- **PROBLEM DESCRIPTION**
Repeat the listing below in full, exactly as it stands.
____ DATA PROVIDED
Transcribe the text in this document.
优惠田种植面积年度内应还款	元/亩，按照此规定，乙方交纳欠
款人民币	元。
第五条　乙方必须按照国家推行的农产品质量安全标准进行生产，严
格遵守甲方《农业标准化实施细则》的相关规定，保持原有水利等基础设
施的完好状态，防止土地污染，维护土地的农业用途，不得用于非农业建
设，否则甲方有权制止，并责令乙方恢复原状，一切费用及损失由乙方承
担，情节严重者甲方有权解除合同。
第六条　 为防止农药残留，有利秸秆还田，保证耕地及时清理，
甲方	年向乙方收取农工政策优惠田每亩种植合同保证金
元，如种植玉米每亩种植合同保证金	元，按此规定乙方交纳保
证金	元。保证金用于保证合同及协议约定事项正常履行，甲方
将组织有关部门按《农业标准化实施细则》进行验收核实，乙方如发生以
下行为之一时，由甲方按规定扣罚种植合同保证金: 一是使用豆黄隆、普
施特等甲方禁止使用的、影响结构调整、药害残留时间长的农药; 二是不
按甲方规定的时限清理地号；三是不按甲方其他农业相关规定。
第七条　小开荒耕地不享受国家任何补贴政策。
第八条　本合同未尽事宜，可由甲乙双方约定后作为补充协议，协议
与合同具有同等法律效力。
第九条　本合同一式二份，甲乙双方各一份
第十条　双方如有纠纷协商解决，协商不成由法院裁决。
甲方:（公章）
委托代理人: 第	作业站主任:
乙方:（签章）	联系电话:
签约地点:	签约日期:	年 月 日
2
________
- **EXERCISE OUTPUT**
Transcribe the text in this document.
优惠田种植面积年度内应还款	元/亩，按照此规定，乙方交纳欠
款人民币	元。
第五条　乙方必须按照国家推行的农产品质量安全标准进行生产，严
格遵守甲方《农业标准化实施细则》的相关规定，保持原有水利等基础设
施的完好状态，防止土地污染，维护土地的农业用途，不得用于非农业建
设，否则甲方有权制止，并责令乙方恢复原状，一切费用及损失由乙方承
担，情节严重者甲方有权解除合同。
第六条　 为防止农药残留，有利秸秆还田，保证耕地及时清理，
甲方	年向乙方收取农工政策优惠田每亩种植合同保证金
元，如种植玉米每亩种植合同保证金	元，按此规定乙方交纳保
证金	元。保证金用于保证合同及协议约定事项正常履行，甲方
将组织有关部门按《农业标准化实施细则》进行验收核实，乙方如发生以
下行为之一时，由甲方按规定扣罚种植合同保证金: 一是使用豆黄隆、普
施特等甲方禁止使用的、影响结构调整、药害残留时间长的农药; 二是不
按甲方规定的时限清理地号；三是不按甲方其他农业相关规定。
第七条　小开荒耕地不享受国家任何补贴政策。
第八条　本合同未尽事宜，可由甲乙双方约定后作为补充协议，协议
与合同具有同等法律效力。
第九条　本合同一式二份，甲乙双方各一份
第十条　双方如有纠纷协商解决，协商不成由法院裁决。
甲方:（公章）
委托代理人: 第	作业站主任:
乙方:（签章）	联系电话:
签约地点:	签约日期:	年 月 日
2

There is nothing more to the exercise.